--- Problem statement ---
Locate all lines in the data below that hold "province" and show them.

--- Task material ---
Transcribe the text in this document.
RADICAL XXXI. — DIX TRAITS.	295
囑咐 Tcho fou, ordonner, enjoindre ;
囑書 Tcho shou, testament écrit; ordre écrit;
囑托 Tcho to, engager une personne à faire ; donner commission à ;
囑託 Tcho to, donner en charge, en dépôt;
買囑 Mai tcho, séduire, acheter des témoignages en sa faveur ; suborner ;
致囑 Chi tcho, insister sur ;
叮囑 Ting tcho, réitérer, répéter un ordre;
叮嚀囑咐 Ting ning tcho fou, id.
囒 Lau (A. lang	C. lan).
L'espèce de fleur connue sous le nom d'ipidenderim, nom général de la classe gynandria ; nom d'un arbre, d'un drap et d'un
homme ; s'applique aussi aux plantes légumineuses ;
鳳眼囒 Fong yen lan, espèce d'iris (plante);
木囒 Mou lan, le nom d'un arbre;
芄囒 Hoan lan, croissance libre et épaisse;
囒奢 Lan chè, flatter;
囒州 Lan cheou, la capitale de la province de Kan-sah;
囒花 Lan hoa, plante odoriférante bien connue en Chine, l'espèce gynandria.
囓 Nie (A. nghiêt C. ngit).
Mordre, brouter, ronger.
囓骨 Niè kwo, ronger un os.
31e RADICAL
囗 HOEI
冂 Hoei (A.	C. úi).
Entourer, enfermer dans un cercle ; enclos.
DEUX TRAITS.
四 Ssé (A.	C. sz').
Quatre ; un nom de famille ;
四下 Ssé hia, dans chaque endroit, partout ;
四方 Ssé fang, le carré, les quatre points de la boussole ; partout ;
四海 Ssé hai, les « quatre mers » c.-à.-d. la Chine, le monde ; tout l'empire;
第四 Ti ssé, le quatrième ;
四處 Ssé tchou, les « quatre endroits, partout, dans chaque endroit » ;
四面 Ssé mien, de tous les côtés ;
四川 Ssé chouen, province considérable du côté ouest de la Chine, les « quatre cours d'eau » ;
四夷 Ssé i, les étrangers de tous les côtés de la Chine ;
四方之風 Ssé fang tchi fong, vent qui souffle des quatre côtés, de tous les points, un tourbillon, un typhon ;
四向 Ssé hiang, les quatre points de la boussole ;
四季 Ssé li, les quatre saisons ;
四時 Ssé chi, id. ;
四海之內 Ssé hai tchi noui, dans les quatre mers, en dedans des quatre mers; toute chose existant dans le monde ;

--- Complete output ---
囒州 Lan cheou, la capitale de la province de Kan-sah;
四川 Ssé chouen, province considérable du côté ouest de la Chine, les « quatre cours d'eau » ;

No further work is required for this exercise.